Without the images, write out all of the following entries exactly.
═══ Given records
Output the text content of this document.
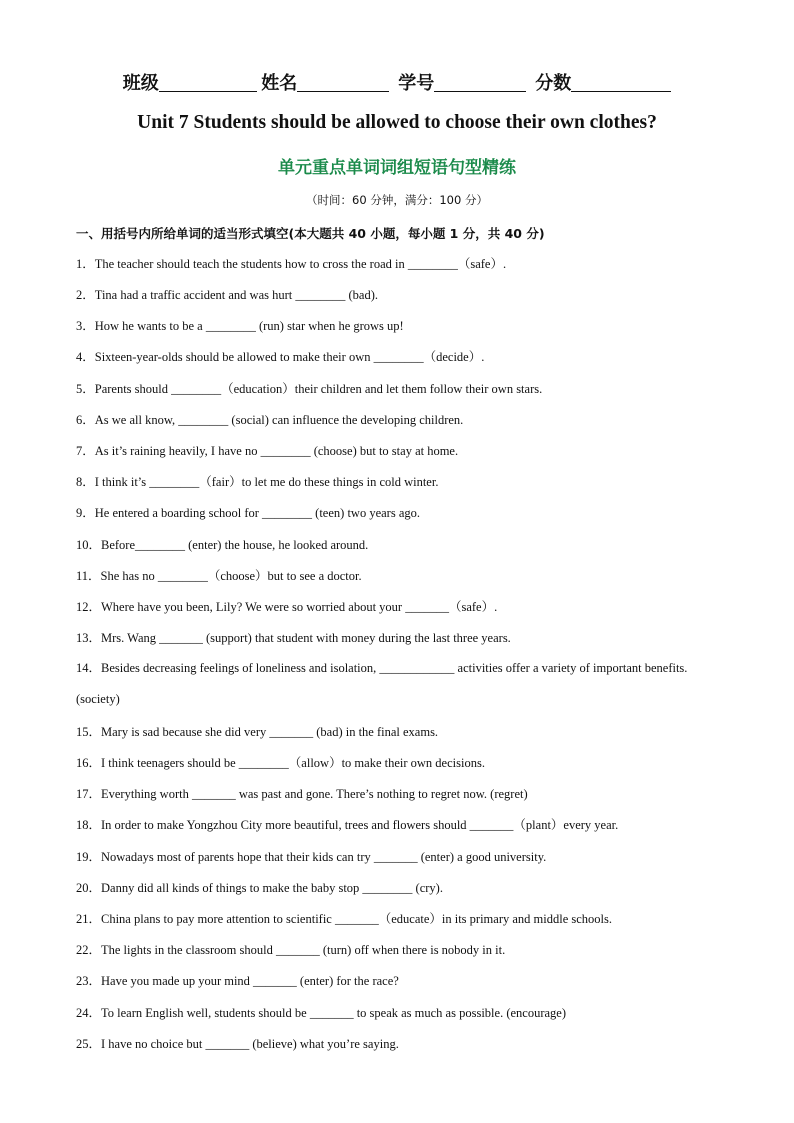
班级	姓名	学号	分数
Unit 7 Students should be allowed to choose their own clothes?
单元重点单词词组短语句型精练
（时间：60 分钟，满分：100 分）
一、用括号内所给单词的适当形式填空(本大题共 40 小题，每小题 1 分，共 40 分)
1．The teacher should teach the students how to cross the road in ________（safe）.
2．Tina had a traffic accident and was hurt ________ (bad).
3．How he wants to be a ________ (run) star when he grows up!
4．Sixteen-year-olds should be allowed to make their own ________（decide）.
5．Parents should ________（education）their children and let them follow their own stars.
6．As we all know, ________ (social) can influence the developing children.
7．As it’s raining heavily, I have no ________ (choose) but to stay at home.
8．I think it’s ________（fair）to let me do these things in cold winter.
9．He entered a boarding school for ________ (teen) two years ago.
10．Before________ (enter) the house, he looked around.
11．She has no ________（choose）but to see a doctor.
12．Where have you been, Lily? We were so worried about your _______（safe）.
13．Mrs. Wang _______ (support) that student with money during the last three years.
14．Besides decreasing feelings of loneliness and isolation, ____________ activities offer a variety of important benefits. (society)
15．Mary is sad because she did very _______ (bad) in the final exams.
16．I think teenagers should be ________（allow）to make their own decisions.
17．Everything worth _______ was past and gone. There’s nothing to regret now. (regret)
18．In order to make Yongzhou City more beautiful, trees and flowers should _______（plant）every year.
19．Nowadays most of parents hope that their kids can try _______ (enter) a good university.
20．Danny did all kinds of things to make the baby stop ________ (cry).
21．China plans to pay more attention to scientific _______（educate）in its primary and middle schools.
22．The lights in the classroom should _______ (turn) off when there is nobody in it.
23．Have you made up your mind _______ (enter) for the race?
24．To learn English well, students should be _______ to speak as much as possible. (encourage)
25．I have no choice but _______ (believe) what you’re saying.
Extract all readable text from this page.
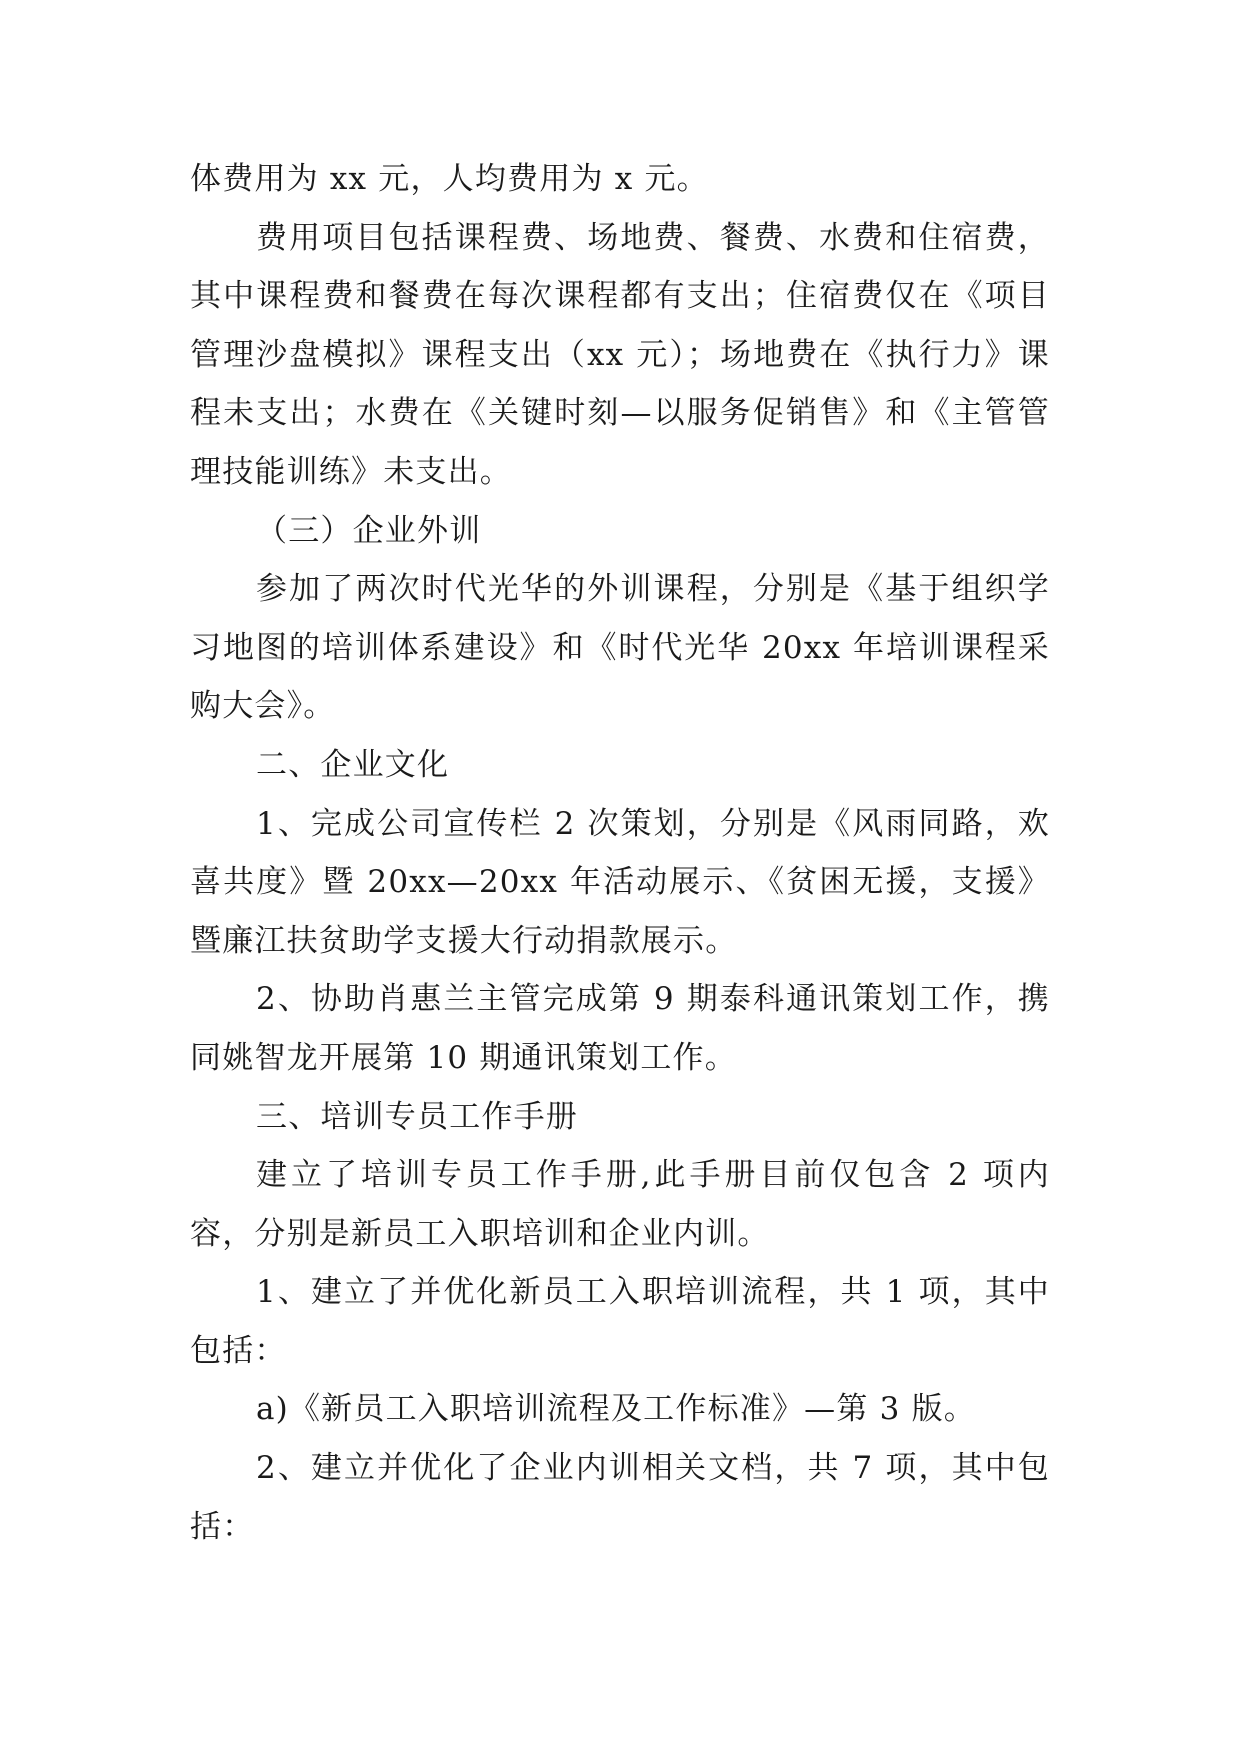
体费用为 xx 元，人均费用为 x 元。

费用项目包括课程费、场地费、餐费、水费和住宿费，其中课程费和餐费在每次课程都有支出；住宿费仅在《项目管理沙盘模拟》课程支出（xx 元）；场地费在《执行力》课程未支出；水费在《关键时刻—以服务促销售》和《主管管理技能训练》未支出。

（三）企业外训

参加了两次时代光华的外训课程，分别是《基于组织学习地图的培训体系建设》和《时代光华 20xx 年培训课程采购大会》。

二、企业文化

1、完成公司宣传栏 2 次策划，分别是《风雨同路，欢喜共度》暨 20xx—20xx 年活动展示、《贫困无援，支援》暨廉江扶贫助学支援大行动捐款展示。

2、协助肖惠兰主管完成第 9 期泰科通讯策划工作，携同姚智龙开展第 10 期通讯策划工作。

三、培训专员工作手册

建立了培训专员工作手册,此手册目前仅包含 2 项内容，分别是新员工入职培训和企业内训。

1、建立了并优化新员工入职培训流程，共 1 项，其中包括：

a)《新员工入职培训流程及工作标准》—第 3 版。

2、建立并优化了企业内训相关文档，共 7 项，其中包括：
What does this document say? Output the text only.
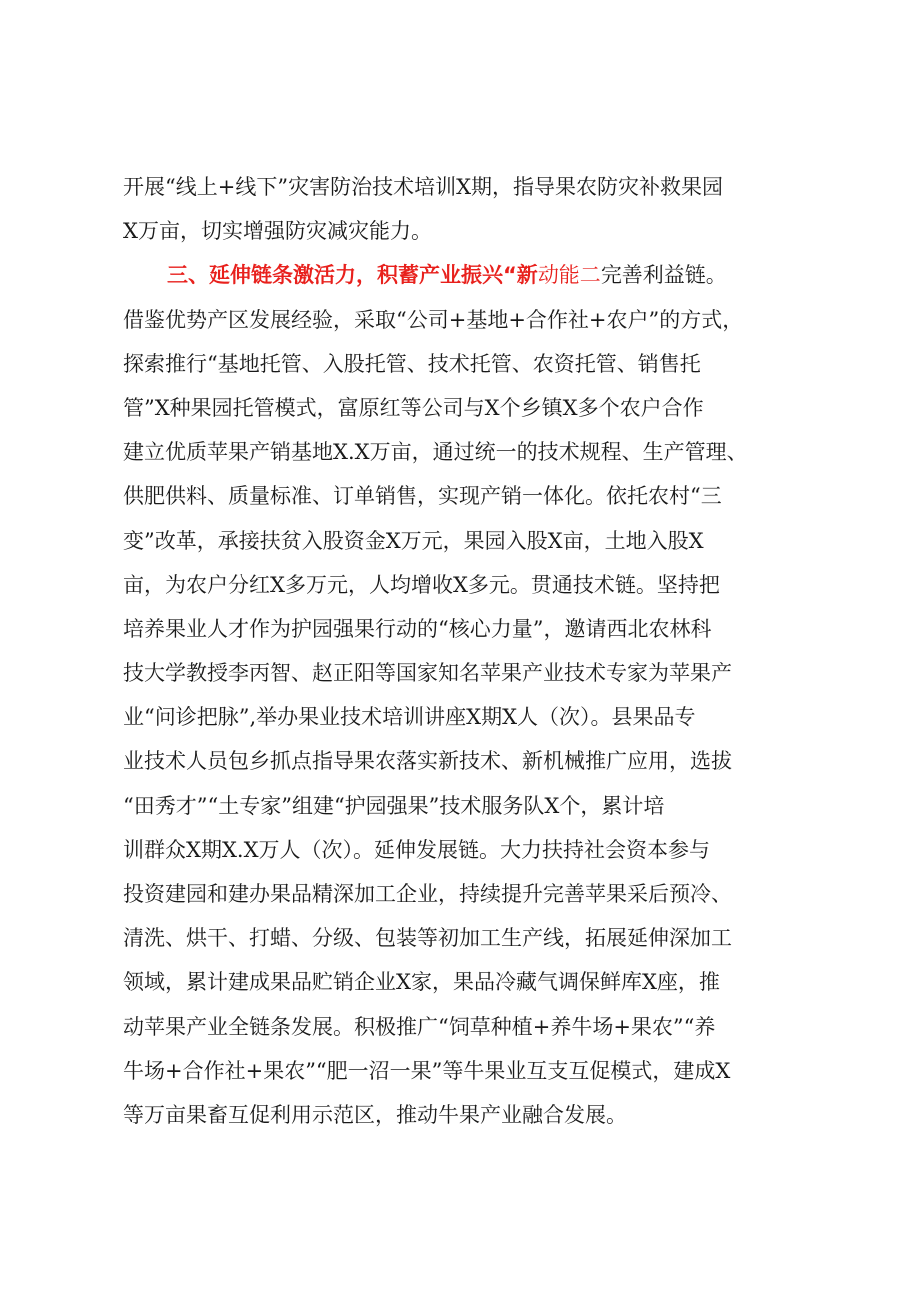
开展“线上+线下”灾害防治技术培训X期，指导果农防灾补救果园
X万亩，切实增强防灾减灾能力。
三、延伸链条激活力，积蓄产业振兴“新动能二完善利益链。
借鉴优势产区发展经验，采取“公司+基地+合作社+农户”的方式，
探索推行“基地托管、入股托管、技术托管、农资托管、销售托
管”X种果园托管模式，富原红等公司与X个乡镇X多个农户合作
建立优质苹果产销基地X.X万亩，通过统一的技术规程、生产管理、
供肥供料、质量标准、订单销售，实现产销一体化。依托农村“三
变”改革，承接扶贫入股资金X万元，果园入股X亩，土地入股X
亩，为农户分红X多万元，人均增收X多元。贯通技术链。坚持把
培养果业人才作为护园强果行动的“核心力量”，邀请西北农林科
技大学教授李丙智、赵正阳等国家知名苹果产业技术专家为苹果产
业“问诊把脉”,举办果业技术培训讲座X期X人（次）。县果品专
业技术人员包乡抓点指导果农落实新技术、新机械推广应用，选拔
“田秀才”“土专家”组建“护园强果”技术服务队X个，累计培
训群众X期X.X万人（次）。延伸发展链。大力扶持社会资本参与
投资建园和建办果品精深加工企业，持续提升完善苹果采后预冷、
清洗、烘干、打蜡、分级、包装等初加工生产线，拓展延伸深加工
领域，累计建成果品贮销企业X家，果品冷藏气调保鲜库X座，推
动苹果产业全链条发展。积极推广“饲草种植+养牛场+果农”“养
牛场+合作社+果农”“肥一沼一果”等牛果业互支互促模式，建成X
等万亩果畜互促利用示范区，推动牛果产业融合发展。
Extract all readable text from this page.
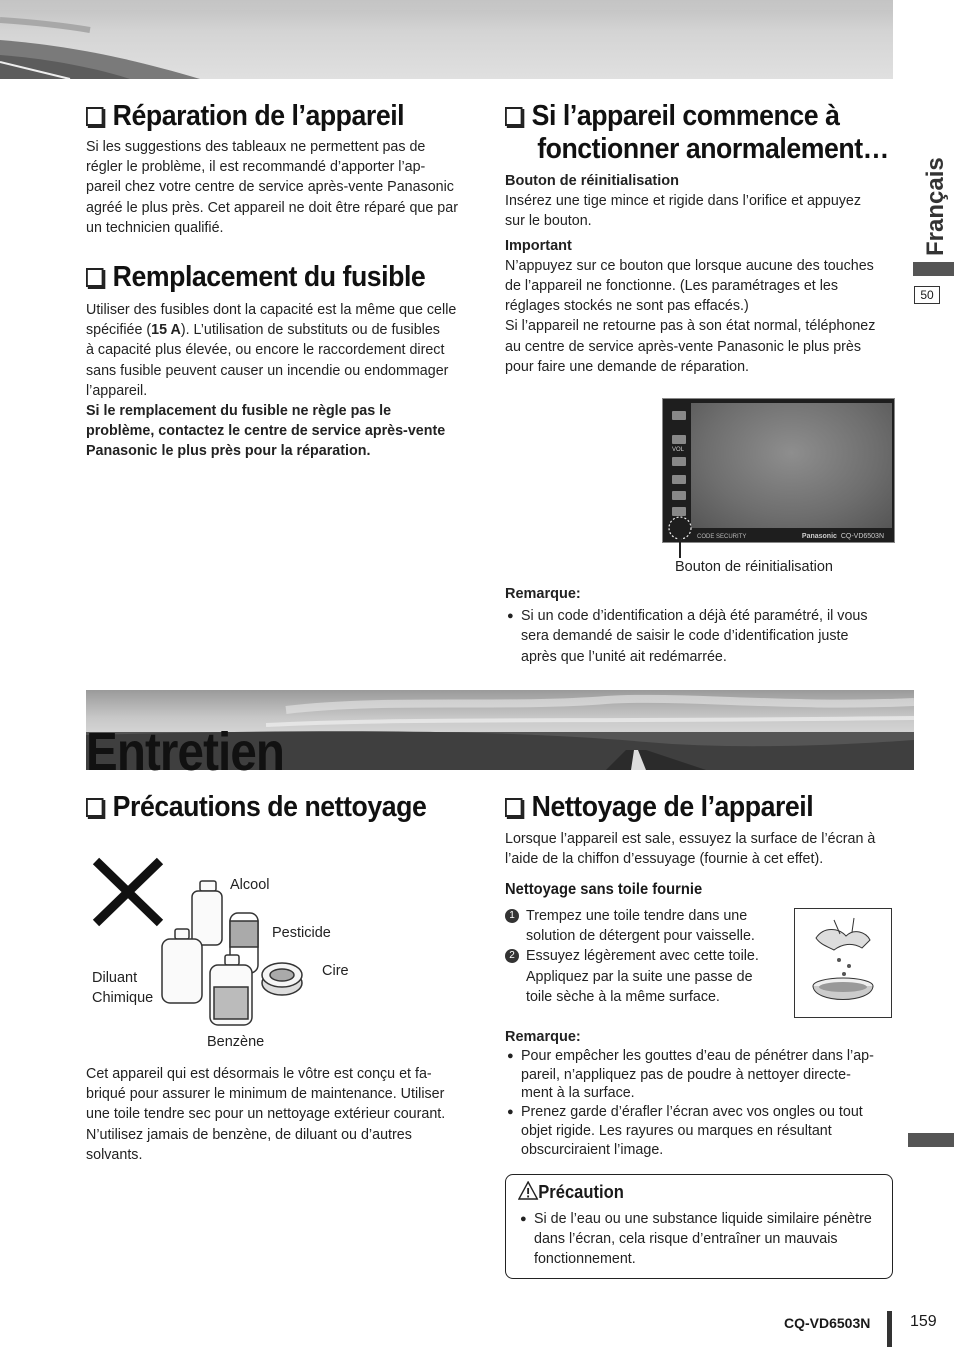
Français
50
Réparation de l’appareil

Si les suggestions des tableaux ne permettent pas de

régler le problème, il est recommandé d’apporter l’ap-

pareil chez votre centre de service après-vente Panasonic

agréé le plus près. Cet appareil ne doit être réparé que par

un technicien qualifié.

Remplacement du fusible

Utiliser des fusibles dont la capacité est la même que celle

spécifiée (15 A). L’utilisation de substituts ou de fusibles

à capacité plus élevée, ou encore le raccordement direct

sans fusible peuvent causer un incendie ou endommager

l’appareil.

Si le remplacement du fusible ne règle pas le

problème, contactez le centre de service après-vente

Panasonic le plus près pour la réparation.

Si l’appareil commence à
fonctionner anormalement…

Bouton de réinitialisation

Insérez une tige mince et rigide dans l’orifice et appuyez

sur le bouton.

Important

N’appuyez sur ce bouton que lorsque aucune des touches

de l’appareil ne fonctionne. (Les paramétrages et les

réglages stockés ne sont pas effacés.)

Si l’appareil ne retourne pas à son état normal, téléphonez

au centre de service après-vente Panasonic le plus près

pour faire une demande de réparation.

VOL
CODE SECURITY	Panasonic CQ-VD6503N
Bouton de réinitialisation

Remarque:

● Si un code d’identification a déjà été paramétré, il vous
sera demandé de saisir le code d’identification juste
après que l’unité ait redémarrée.
Entretien
Précautions de nettoyage
Alcool
Pesticide
Diluant
Chimique
Cire
Benzène

Cet appareil qui est désormais le vôtre est conçu et fa-

briqué pour assurer le minimum de maintenance. Utiliser

une toile tendre sec pour un nettoyage extérieur courant.

N’utilisez jamais de benzène, de diluant ou d’autres

solvants.

Nettoyage de l’appareil

Lorsque l’appareil est sale, essuyez la surface de l’écran à

l’aide de la chiffon d’essuyage (fournie à cet effet).

Nettoyage sans toile fournie
1 Trempez une toile tendre dans une
solution de détergent pour vaisselle.
2 Essuyez légèrement avec cette toile.
Appliquez par la suite une passe de
toile sèche à la même surface.

Remarque:

● Pour empêcher les gouttes d’eau de pénétrer dans l’ap-
pareil, n’appliquez pas de poudre à nettoyer directe-
ment à la surface.
● Prenez garde d’érafler l’écran avec vos ongles ou tout
objet rigide. Les rayures ou marques en résultant
obscurciraient l’image.
Précaution
● Si de l’eau ou une substance liquide similaire pénètre
dans l’écran, cela risque d’entraîner un mauvais
fonctionnement.
CQ-VD6503N 159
══════
Expected answer:
Output the text content of this document.
班级	姓名	学号	分数
Unit 7 Students should be allowed to choose their own clothes?
单元重点单词词组短语句型精练
（时间：60 分钟，满分：100 分）
一、用括号内所给单词的适当形式填空(本大题共 40 小题，每小题 1 分，共 40 分)
1．The teacher should teach the students how to cross the road in ________（safe）.
2．Tina had a traffic accident and was hurt ________ (bad).
3．How he wants to be a ________ (run) star when he grows up!
4．Sixteen-year-olds should be allowed to make their own ________（decide）.
5．Parents should ________（education）their children and let them follow their own stars.
6．As we all know, ________ (social) can influence the developing children.
7．As it’s raining heavily, I have no ________ (choose) but to stay at home.
8．I think it’s ________（fair）to let me do these things in cold winter.
9．He entered a boarding school for ________ (teen) two years ago.
10．Before________ (enter) the house, he looked around.
11．She has no ________（choose）but to see a doctor.
12．Where have you been, Lily? We were so worried about your _______（safe）.
13．Mrs. Wang _______ (support) that student with money during the last three years.
14．Besides decreasing feelings of loneliness and isolation, ____________ activities offer a variety of important benefits. (society)
15．Mary is sad because she did very _______ (bad) in the final exams.
16．I think teenagers should be ________（allow）to make their own decisions.
17．Everything worth _______ was past and gone. There’s nothing to regret now. (regret)
18．In order to make Yongzhou City more beautiful, trees and flowers should _______（plant）every year.
19．Nowadays most of parents hope that their kids can try _______ (enter) a good university.
20．Danny did all kinds of things to make the baby stop ________ (cry).
21．China plans to pay more attention to scientific _______（educate）in its primary and middle schools.
22．The lights in the classroom should _______ (turn) off when there is nobody in it.
23．Have you made up your mind _______ (enter) for the race?
24．To learn English well, students should be _______ to speak as much as possible. (encourage)
25．I have no choice but _______ (believe) what you’re saying.
Extract all readable text from this page.
体费用为 xx 元，人均费用为 x 元。

费用项目包括课程费、场地费、餐费、水费和住宿费，其中课程费和餐费在每次课程都有支出；住宿费仅在《项目管理沙盘模拟》课程支出（xx 元）；场地费在《执行力》课程未支出；水费在《关键时刻—以服务促销售》和《主管管理技能训练》未支出。

（三）企业外训

参加了两次时代光华的外训课程，分别是《基于组织学习地图的培训体系建设》和《时代光华 20xx 年培训课程采购大会》。

二、企业文化

1、完成公司宣传栏 2 次策划，分别是《风雨同路，欢喜共度》暨 20xx—20xx 年活动展示、《贫困无援，支援》暨廉江扶贫助学支援大行动捐款展示。

2、协助肖惠兰主管完成第 9 期泰科通讯策划工作，携同姚智龙开展第 10 期通讯策划工作。

三、培训专员工作手册

建立了培训专员工作手册,此手册目前仅包含 2 项内容，分别是新员工入职培训和企业内训。

1、建立了并优化新员工入职培训流程，共 1 项，其中包括：

a)《新员工入职培训流程及工作标准》—第 3 版。

2、建立并优化了企业内训相关文档，共 7 项，其中包括：
What does this document say? Output the text only.
开展“线上+线下”灾害防治技术培训X期，指导果农防灾补救果园
X万亩，切实增强防灾减灾能力。
三、延伸链条激活力，积蓄产业振兴“新动能二完善利益链。
借鉴优势产区发展经验，采取“公司+基地+合作社+农户”的方式，
探索推行“基地托管、入股托管、技术托管、农资托管、销售托
管”X种果园托管模式，富原红等公司与X个乡镇X多个农户合作
建立优质苹果产销基地X.X万亩，通过统一的技术规程、生产管理、
供肥供料、质量标准、订单销售，实现产销一体化。依托农村“三
变”改革，承接扶贫入股资金X万元，果园入股X亩，土地入股X
亩，为农户分红X多万元，人均增收X多元。贯通技术链。坚持把
培养果业人才作为护园强果行动的“核心力量”，邀请西北农林科
技大学教授李丙智、赵正阳等国家知名苹果产业技术专家为苹果产
业“问诊把脉”,举办果业技术培训讲座X期X人（次）。县果品专
业技术人员包乡抓点指导果农落实新技术、新机械推广应用，选拔
“田秀才”“土专家”组建“护园强果”技术服务队X个，累计培
训群众X期X.X万人（次）。延伸发展链。大力扶持社会资本参与
投资建园和建办果品精深加工企业，持续提升完善苹果采后预冷、
清洗、烘干、打蜡、分级、包装等初加工生产线，拓展延伸深加工
领域，累计建成果品贮销企业X家，果品冷藏气调保鲜库X座，推
动苹果产业全链条发展。积极推广“饲草种植+养牛场+果农”“养
牛场+合作社+果农”“肥一沼一果”等牛果业互支互促模式，建成X
等万亩果畜互促利用示范区，推动牛果产业融合发展。
Extract all readable text from this page.
Français
50
Réparation de l’appareil

Si les suggestions des tableaux ne permettent pas de

régler le problème, il est recommandé d’apporter l’ap-

pareil chez votre centre de service après-vente Panasonic

agréé le plus près. Cet appareil ne doit être réparé que par

un technicien qualifié.

Remplacement du fusible

Utiliser des fusibles dont la capacité est la même que celle

spécifiée (15 A). L’utilisation de substituts ou de fusibles

à capacité plus élevée, ou encore le raccordement direct

sans fusible peuvent causer un incendie ou endommager

l’appareil.

Si le remplacement du fusible ne règle pas le

problème, contactez le centre de service après-vente

Panasonic le plus près pour la réparation.

Si l’appareil commence à
fonctionner anormalement…

Bouton de réinitialisation

Insérez une tige mince et rigide dans l’orifice et appuyez

sur le bouton.

Important

N’appuyez sur ce bouton que lorsque aucune des touches

de l’appareil ne fonctionne. (Les paramétrages et les

réglages stockés ne sont pas effacés.)

Si l’appareil ne retourne pas à son état normal, téléphonez

au centre de service après-vente Panasonic le plus près

pour faire une demande de réparation.

VOL
CODE SECURITY	Panasonic CQ-VD6503N
Bouton de réinitialisation

Remarque:

● Si un code d’identification a déjà été paramétré, il vous
sera demandé de saisir le code d’identification juste
après que l’unité ait redémarrée.
Entretien
Précautions de nettoyage
Alcool
Pesticide
Diluant
Chimique
Cire
Benzène

Cet appareil qui est désormais le vôtre est conçu et fa-

briqué pour assurer le minimum de maintenance. Utiliser

une toile tendre sec pour un nettoyage extérieur courant.

N’utilisez jamais de benzène, de diluant ou d’autres

solvants.

Nettoyage de l’appareil

Lorsque l’appareil est sale, essuyez la surface de l’écran à

l’aide de la chiffon d’essuyage (fournie à cet effet).

Nettoyage sans toile fournie
1 Trempez une toile tendre dans une
solution de détergent pour vaisselle.
2 Essuyez légèrement avec cette toile.
Appliquez par la suite une passe de
toile sèche à la même surface.

Remarque:

● Pour empêcher les gouttes d’eau de pénétrer dans l’ap-
pareil, n’appliquez pas de poudre à nettoyer directe-
ment à la surface.
● Prenez garde d’érafler l’écran avec vos ongles ou tout
objet rigide. Les rayures ou marques en résultant
obscurciraient l’image.
Précaution
● Si de l’eau ou une substance liquide similaire pénètre
dans l’écran, cela risque d’entraîner un mauvais
fonctionnement.
CQ-VD6503N 159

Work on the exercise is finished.